- [Exercise description]: From the listing, collect all lines containing the word "schaffen".
--- START ---
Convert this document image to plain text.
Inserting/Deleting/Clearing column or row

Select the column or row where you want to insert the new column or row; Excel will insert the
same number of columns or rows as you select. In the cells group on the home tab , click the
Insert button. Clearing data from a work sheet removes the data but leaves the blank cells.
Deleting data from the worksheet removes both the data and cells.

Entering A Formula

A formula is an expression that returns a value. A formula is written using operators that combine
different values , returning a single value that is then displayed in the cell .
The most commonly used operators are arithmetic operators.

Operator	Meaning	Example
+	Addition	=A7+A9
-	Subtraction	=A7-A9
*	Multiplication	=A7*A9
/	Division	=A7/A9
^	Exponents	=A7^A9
--- END ---
--- START ---
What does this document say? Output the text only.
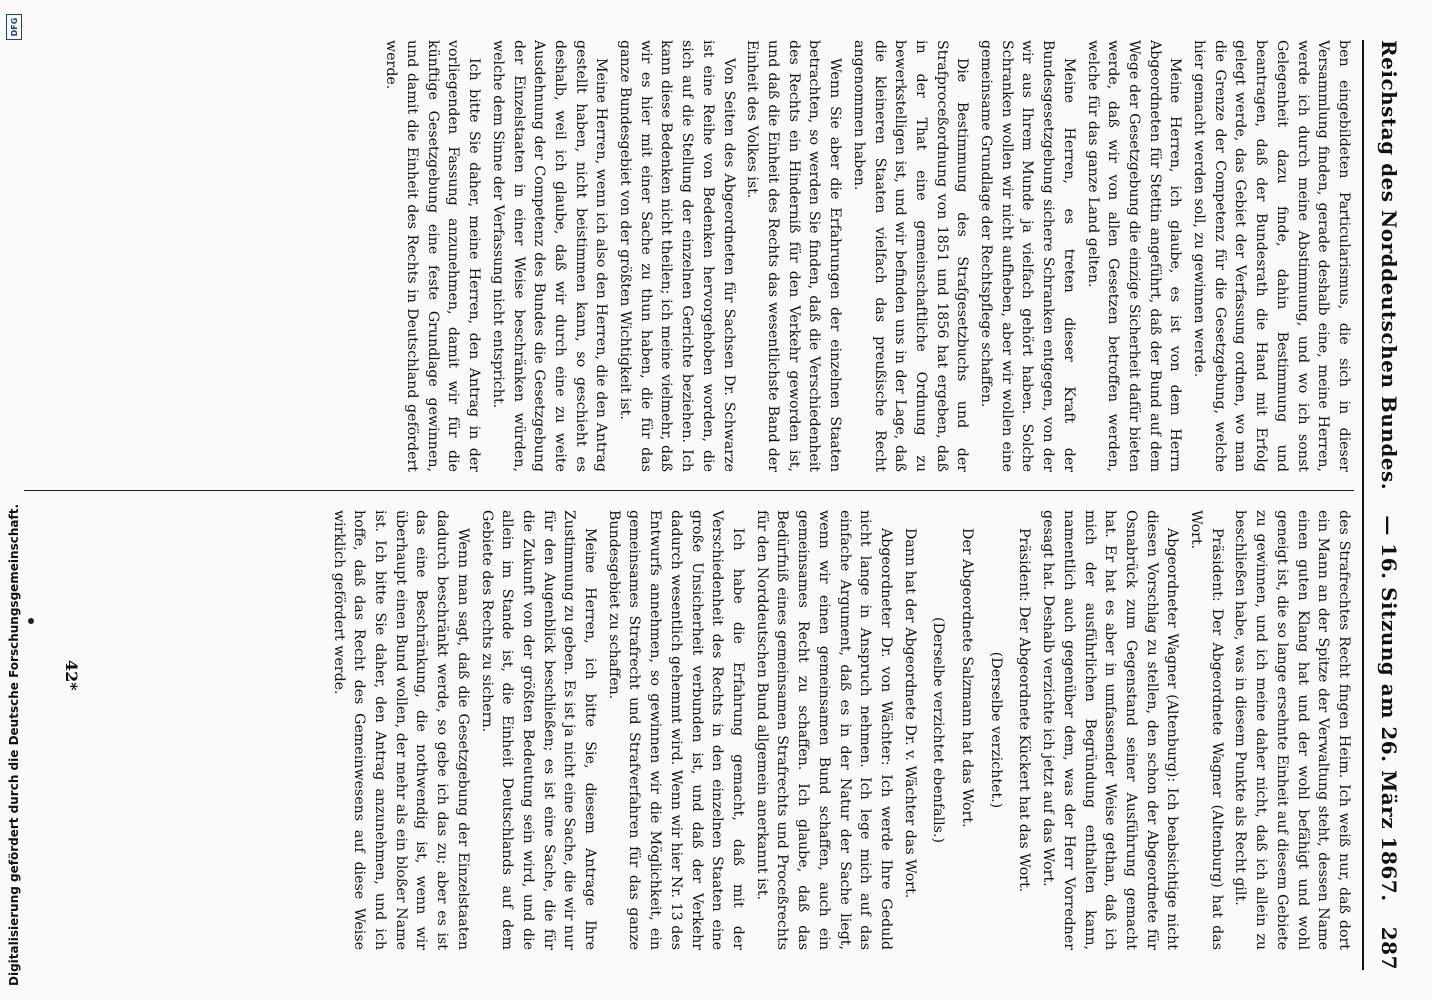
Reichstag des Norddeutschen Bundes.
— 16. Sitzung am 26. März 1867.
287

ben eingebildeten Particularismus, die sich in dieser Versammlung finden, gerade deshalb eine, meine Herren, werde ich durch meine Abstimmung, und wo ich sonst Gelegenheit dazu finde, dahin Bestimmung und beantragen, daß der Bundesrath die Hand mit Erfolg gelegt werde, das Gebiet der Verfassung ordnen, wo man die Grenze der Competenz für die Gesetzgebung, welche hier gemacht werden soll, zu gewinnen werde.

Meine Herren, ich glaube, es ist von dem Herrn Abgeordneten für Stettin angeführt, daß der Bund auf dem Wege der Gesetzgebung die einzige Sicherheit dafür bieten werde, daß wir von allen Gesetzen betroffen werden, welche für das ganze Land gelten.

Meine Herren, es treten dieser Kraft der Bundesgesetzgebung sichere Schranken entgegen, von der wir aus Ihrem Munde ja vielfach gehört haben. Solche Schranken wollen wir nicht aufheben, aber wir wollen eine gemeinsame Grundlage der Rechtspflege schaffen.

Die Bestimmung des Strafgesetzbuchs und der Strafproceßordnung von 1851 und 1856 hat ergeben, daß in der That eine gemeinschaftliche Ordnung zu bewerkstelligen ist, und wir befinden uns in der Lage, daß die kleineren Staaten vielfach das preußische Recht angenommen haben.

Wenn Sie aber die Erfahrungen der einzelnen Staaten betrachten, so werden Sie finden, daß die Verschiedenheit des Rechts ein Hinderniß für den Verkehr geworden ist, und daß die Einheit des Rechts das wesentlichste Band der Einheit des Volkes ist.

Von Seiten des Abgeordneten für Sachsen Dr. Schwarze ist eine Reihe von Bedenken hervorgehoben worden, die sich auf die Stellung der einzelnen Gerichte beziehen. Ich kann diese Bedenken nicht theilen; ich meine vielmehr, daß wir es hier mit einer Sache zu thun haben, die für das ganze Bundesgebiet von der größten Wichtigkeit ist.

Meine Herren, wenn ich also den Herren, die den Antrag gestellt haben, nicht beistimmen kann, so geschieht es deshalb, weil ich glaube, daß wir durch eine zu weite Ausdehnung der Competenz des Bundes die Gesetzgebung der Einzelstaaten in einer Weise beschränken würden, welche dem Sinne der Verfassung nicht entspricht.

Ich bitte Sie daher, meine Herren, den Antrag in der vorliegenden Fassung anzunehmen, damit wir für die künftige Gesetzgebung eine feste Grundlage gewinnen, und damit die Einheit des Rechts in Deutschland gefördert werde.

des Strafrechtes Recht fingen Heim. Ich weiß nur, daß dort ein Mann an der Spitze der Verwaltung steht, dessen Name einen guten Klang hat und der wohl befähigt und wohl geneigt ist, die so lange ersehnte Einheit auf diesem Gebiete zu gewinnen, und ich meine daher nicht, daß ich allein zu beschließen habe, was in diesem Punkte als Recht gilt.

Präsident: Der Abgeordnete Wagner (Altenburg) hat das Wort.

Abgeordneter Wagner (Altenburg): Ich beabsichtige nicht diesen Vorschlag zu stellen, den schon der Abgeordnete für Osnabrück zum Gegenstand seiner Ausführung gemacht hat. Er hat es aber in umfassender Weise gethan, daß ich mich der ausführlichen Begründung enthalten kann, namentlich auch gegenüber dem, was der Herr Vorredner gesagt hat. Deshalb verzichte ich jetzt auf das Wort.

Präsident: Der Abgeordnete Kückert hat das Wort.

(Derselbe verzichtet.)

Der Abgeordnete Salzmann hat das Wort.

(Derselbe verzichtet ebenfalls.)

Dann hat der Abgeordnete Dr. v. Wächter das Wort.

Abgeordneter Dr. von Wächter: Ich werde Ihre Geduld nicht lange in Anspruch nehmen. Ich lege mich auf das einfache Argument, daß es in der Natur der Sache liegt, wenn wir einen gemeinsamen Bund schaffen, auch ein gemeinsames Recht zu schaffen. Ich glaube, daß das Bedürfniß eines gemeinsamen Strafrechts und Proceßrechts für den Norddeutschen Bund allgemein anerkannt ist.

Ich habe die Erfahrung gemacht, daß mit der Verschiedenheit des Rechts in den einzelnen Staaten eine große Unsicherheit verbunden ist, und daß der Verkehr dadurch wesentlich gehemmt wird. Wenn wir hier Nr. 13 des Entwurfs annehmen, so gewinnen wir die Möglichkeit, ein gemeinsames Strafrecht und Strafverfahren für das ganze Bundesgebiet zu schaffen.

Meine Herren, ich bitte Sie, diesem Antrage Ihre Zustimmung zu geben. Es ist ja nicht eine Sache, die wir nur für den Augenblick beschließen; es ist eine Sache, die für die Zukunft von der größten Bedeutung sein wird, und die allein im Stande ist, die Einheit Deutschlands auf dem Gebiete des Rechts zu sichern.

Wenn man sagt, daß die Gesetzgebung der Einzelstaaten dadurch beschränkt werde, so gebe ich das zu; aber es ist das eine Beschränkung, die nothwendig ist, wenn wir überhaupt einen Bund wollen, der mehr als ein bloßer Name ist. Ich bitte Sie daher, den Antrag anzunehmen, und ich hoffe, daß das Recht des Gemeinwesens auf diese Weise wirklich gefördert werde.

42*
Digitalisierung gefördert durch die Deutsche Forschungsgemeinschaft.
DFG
--- END ---
- [Your solution]:
Meine Herren, es treten dieser Kraft der Bundesgesetzgebung sichere Schranken entgegen, von der wir aus Ihrem Munde ja vielfach gehört haben. Solche Schranken wollen wir nicht aufheben, aber wir wollen eine gemeinsame Grundlage der Rechtspflege schaffen.
Abgeordneter Dr. von Wächter: Ich werde Ihre Geduld nicht lange in Anspruch nehmen. Ich lege mich auf das einfache Argument, daß es in der Natur der Sache liegt, wenn wir einen gemeinsamen Bund schaffen, auch ein gemeinsames Recht zu schaffen. Ich glaube, daß das Bedürfniß eines gemeinsamen Strafrechts und Proceßrechts für den Norddeutschen Bund allgemein anerkannt ist.
Ich habe die Erfahrung gemacht, daß mit der Verschiedenheit des Rechts in den einzelnen Staaten eine große Unsicherheit verbunden ist, und daß der Verkehr dadurch wesentlich gehemmt wird. Wenn wir hier Nr. 13 des Entwurfs annehmen, so gewinnen wir die Möglichkeit, ein gemeinsames Strafrecht und Strafverfahren für das ganze Bundesgebiet zu schaffen.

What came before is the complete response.